Source records:
------------------------

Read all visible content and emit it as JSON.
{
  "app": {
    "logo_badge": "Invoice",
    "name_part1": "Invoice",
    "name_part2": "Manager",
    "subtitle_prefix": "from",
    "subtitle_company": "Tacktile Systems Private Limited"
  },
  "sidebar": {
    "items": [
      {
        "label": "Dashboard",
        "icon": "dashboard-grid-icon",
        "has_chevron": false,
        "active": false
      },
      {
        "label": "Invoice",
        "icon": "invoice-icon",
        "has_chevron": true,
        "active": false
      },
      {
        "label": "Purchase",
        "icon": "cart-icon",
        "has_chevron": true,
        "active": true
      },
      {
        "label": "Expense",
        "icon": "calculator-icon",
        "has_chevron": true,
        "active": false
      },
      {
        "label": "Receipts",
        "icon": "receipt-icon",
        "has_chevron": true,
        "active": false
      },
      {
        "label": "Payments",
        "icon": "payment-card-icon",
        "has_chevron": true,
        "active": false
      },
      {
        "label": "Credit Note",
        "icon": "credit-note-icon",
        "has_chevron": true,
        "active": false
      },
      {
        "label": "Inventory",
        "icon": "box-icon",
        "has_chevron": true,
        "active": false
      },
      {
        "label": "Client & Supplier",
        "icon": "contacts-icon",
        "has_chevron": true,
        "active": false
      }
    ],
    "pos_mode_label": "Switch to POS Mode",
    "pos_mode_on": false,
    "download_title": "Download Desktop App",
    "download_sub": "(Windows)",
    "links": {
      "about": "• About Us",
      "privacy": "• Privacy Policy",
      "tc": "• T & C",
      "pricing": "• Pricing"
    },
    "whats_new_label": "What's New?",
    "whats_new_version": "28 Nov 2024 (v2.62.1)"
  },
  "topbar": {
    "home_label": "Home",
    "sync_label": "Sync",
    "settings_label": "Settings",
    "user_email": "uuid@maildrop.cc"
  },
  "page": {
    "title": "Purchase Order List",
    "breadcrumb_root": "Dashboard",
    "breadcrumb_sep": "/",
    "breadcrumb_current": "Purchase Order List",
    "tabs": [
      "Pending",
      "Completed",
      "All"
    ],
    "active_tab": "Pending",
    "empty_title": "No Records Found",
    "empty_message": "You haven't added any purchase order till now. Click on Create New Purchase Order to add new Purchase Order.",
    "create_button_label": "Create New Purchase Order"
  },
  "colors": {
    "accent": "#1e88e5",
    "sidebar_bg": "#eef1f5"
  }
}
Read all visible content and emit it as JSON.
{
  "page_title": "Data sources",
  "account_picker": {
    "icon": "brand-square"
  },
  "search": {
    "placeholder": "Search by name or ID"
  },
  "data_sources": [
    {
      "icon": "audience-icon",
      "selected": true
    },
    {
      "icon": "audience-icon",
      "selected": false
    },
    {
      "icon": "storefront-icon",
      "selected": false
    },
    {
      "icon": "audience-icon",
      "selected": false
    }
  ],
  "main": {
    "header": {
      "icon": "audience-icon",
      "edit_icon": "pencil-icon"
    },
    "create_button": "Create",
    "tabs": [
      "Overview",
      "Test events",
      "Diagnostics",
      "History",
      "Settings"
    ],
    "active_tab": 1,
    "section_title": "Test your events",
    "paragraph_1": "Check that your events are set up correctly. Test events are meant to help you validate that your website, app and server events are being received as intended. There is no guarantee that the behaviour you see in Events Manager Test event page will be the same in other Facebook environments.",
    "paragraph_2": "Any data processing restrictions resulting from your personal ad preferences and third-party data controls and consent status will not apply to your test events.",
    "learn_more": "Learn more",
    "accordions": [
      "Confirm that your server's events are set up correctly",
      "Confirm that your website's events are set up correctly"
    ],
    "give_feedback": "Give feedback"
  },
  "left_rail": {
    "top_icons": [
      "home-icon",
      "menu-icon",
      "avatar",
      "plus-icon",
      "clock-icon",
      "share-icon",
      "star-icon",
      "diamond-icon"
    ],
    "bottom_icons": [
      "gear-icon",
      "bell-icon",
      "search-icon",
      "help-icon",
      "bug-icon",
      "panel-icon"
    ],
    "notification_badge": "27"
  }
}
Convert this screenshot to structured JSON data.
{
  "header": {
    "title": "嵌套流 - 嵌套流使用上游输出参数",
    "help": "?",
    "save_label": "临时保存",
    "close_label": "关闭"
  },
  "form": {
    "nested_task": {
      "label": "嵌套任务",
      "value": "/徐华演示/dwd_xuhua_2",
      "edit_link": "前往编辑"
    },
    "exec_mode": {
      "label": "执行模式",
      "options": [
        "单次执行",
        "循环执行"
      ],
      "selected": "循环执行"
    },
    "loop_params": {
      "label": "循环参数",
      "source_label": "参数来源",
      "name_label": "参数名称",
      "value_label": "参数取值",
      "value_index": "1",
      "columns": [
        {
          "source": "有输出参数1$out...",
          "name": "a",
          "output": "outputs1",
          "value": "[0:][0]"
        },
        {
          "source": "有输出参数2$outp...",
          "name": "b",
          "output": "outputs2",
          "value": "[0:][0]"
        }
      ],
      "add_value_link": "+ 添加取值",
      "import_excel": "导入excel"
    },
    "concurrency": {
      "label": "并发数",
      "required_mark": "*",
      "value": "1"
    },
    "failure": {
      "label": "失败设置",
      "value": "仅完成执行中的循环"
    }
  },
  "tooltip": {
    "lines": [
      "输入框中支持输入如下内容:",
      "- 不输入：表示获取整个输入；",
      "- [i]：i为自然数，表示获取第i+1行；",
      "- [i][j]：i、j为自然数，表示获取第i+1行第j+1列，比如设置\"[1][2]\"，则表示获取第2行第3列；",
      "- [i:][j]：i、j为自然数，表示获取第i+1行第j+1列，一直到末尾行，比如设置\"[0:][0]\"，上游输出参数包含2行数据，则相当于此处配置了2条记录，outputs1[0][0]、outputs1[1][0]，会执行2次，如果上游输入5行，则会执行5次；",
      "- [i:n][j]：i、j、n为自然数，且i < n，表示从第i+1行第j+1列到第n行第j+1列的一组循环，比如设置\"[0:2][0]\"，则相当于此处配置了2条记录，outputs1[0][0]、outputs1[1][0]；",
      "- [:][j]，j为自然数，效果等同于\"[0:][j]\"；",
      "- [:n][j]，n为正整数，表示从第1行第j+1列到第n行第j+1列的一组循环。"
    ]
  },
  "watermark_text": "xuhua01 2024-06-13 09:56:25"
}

------------------------

# Problem statement
Copy out each record from above, exactly.

# Written response
Read all visible content and emit it as JSON.
{
  "app": {
    "logo_badge": "Invoice",
    "name_part1": "Invoice",
    "name_part2": "Manager",
    "subtitle_prefix": "from",
    "subtitle_company": "Tacktile Systems Private Limited"
  },
  "sidebar": {
    "items": [
      {
        "label": "Dashboard",
        "icon": "dashboard-grid-icon",
        "has_chevron": false,
        "active": false
      },
      {
        "label": "Invoice",
        "icon": "invoice-icon",
        "has_chevron": true,
        "active": false
      },
      {
        "label": "Purchase",
        "icon": "cart-icon",
        "has_chevron": true,
        "active": true
      },
      {
        "label": "Expense",
        "icon": "calculator-icon",
        "has_chevron": true,
        "active": false
      },
      {
        "label": "Receipts",
        "icon": "receipt-icon",
        "has_chevron": true,
        "active": false
      },
      {
        "label": "Payments",
        "icon": "payment-card-icon",
        "has_chevron": true,
        "active": false
      },
      {
        "label": "Credit Note",
        "icon": "credit-note-icon",
        "has_chevron": true,
        "active": false
      },
      {
        "label": "Inventory",
        "icon": "box-icon",
        "has_chevron": true,
        "active": false
      },
      {
        "label": "Client & Supplier",
        "icon": "contacts-icon",
        "has_chevron": true,
        "active": false
      }
    ],
    "pos_mode_label": "Switch to POS Mode",
    "pos_mode_on": false,
    "download_title": "Download Desktop App",
    "download_sub": "(Windows)",
    "links": {
      "about": "• About Us",
      "privacy": "• Privacy Policy",
      "tc": "• T & C",
      "pricing": "• Pricing"
    },
    "whats_new_label": "What's New?",
    "whats_new_version": "28 Nov 2024 (v2.62.1)"
  },
  "topbar": {
    "home_label": "Home",
    "sync_label": "Sync",
    "settings_label": "Settings",
    "user_email": "uuid@maildrop.cc"
  },
  "page": {
    "title": "Purchase Order List",
    "breadcrumb_root": "Dashboard",
    "breadcrumb_sep": "/",
    "breadcrumb_current": "Purchase Order List",
    "tabs": [
      "Pending",
      "Completed",
      "All"
    ],
    "active_tab": "Pending",
    "empty_title": "No Records Found",
    "empty_message": "You haven't added any purchase order till now. Click on Create New Purchase Order to add new Purchase Order.",
    "create_button_label": "Create New Purchase Order"
  },
  "colors": {
    "accent": "#1e88e5",
    "sidebar_bg": "#eef1f5"
  }
}
Read all visible content and emit it as JSON.
{
  "page_title": "Data sources",
  "account_picker": {
    "icon": "brand-square"
  },
  "search": {
    "placeholder": "Search by name or ID"
  },
  "data_sources": [
    {
      "icon": "audience-icon",
      "selected": true
    },
    {
      "icon": "audience-icon",
      "selected": false
    },
    {
      "icon": "storefront-icon",
      "selected": false
    },
    {
      "icon": "audience-icon",
      "selected": false
    }
  ],
  "main": {
    "header": {
      "icon": "audience-icon",
      "edit_icon": "pencil-icon"
    },
    "create_button": "Create",
    "tabs": [
      "Overview",
      "Test events",
      "Diagnostics",
      "History",
      "Settings"
    ],
    "active_tab": 1,
    "section_title": "Test your events",
    "paragraph_1": "Check that your events are set up correctly. Test events are meant to help you validate that your website, app and server events are being received as intended. There is no guarantee that the behaviour you see in Events Manager Test event page will be the same in other Facebook environments.",
    "paragraph_2": "Any data processing restrictions resulting from your personal ad preferences and third-party data controls and consent status will not apply to your test events.",
    "learn_more": "Learn more",
    "accordions": [
      "Confirm that your server's events are set up correctly",
      "Confirm that your website's events are set up correctly"
    ],
    "give_feedback": "Give feedback"
  },
  "left_rail": {
    "top_icons": [
      "home-icon",
      "menu-icon",
      "avatar",
      "plus-icon",
      "clock-icon",
      "share-icon",
      "star-icon",
      "diamond-icon"
    ],
    "bottom_icons": [
      "gear-icon",
      "bell-icon",
      "search-icon",
      "help-icon",
      "bug-icon",
      "panel-icon"
    ],
    "notification_badge": "27"
  }
}
Convert this screenshot to structured JSON data.
{
  "header": {
    "title": "嵌套流 - 嵌套流使用上游输出参数",
    "help": "?",
    "save_label": "临时保存",
    "close_label": "关闭"
  },
  "form": {
    "nested_task": {
      "label": "嵌套任务",
      "value": "/徐华演示/dwd_xuhua_2",
      "edit_link": "前往编辑"
    },
    "exec_mode": {
      "label": "执行模式",
      "options": [
        "单次执行",
        "循环执行"
      ],
      "selected": "循环执行"
    },
    "loop_params": {
      "label": "循环参数",
      "source_label": "参数来源",
      "name_label": "参数名称",
      "value_label": "参数取值",
      "value_index": "1",
      "columns": [
        {
          "source": "有输出参数1$out...",
          "name": "a",
          "output": "outputs1",
          "value": "[0:][0]"
        },
        {
          "source": "有输出参数2$outp...",
          "name": "b",
          "output": "outputs2",
          "value": "[0:][0]"
        }
      ],
      "add_value_link": "+ 添加取值",
      "import_excel": "导入excel"
    },
    "concurrency": {
      "label": "并发数",
      "required_mark": "*",
      "value": "1"
    },
    "failure": {
      "label": "失败设置",
      "value": "仅完成执行中的循环"
    }
  },
  "tooltip": {
    "lines": [
      "输入框中支持输入如下内容:",
      "- 不输入：表示获取整个输入；",
      "- [i]：i为自然数，表示获取第i+1行；",
      "- [i][j]：i、j为自然数，表示获取第i+1行第j+1列，比如设置\"[1][2]\"，则表示获取第2行第3列；",
      "- [i:][j]：i、j为自然数，表示获取第i+1行第j+1列，一直到末尾行，比如设置\"[0:][0]\"，上游输出参数包含2行数据，则相当于此处配置了2条记录，outputs1[0][0]、outputs1[1][0]，会执行2次，如果上游输入5行，则会执行5次；",
      "- [i:n][j]：i、j、n为自然数，且i < n，表示从第i+1行第j+1列到第n行第j+1列的一组循环，比如设置\"[0:2][0]\"，则相当于此处配置了2条记录，outputs1[0][0]、outputs1[1][0]；",
      "- [:][j]，j为自然数，效果等同于\"[0:][j]\"；",
      "- [:n][j]，n为正整数，表示从第1行第j+1列到第n行第j+1列的一组循环。"
    ]
  },
  "watermark_text": "xuhua01 2024-06-13 09:56:25"
}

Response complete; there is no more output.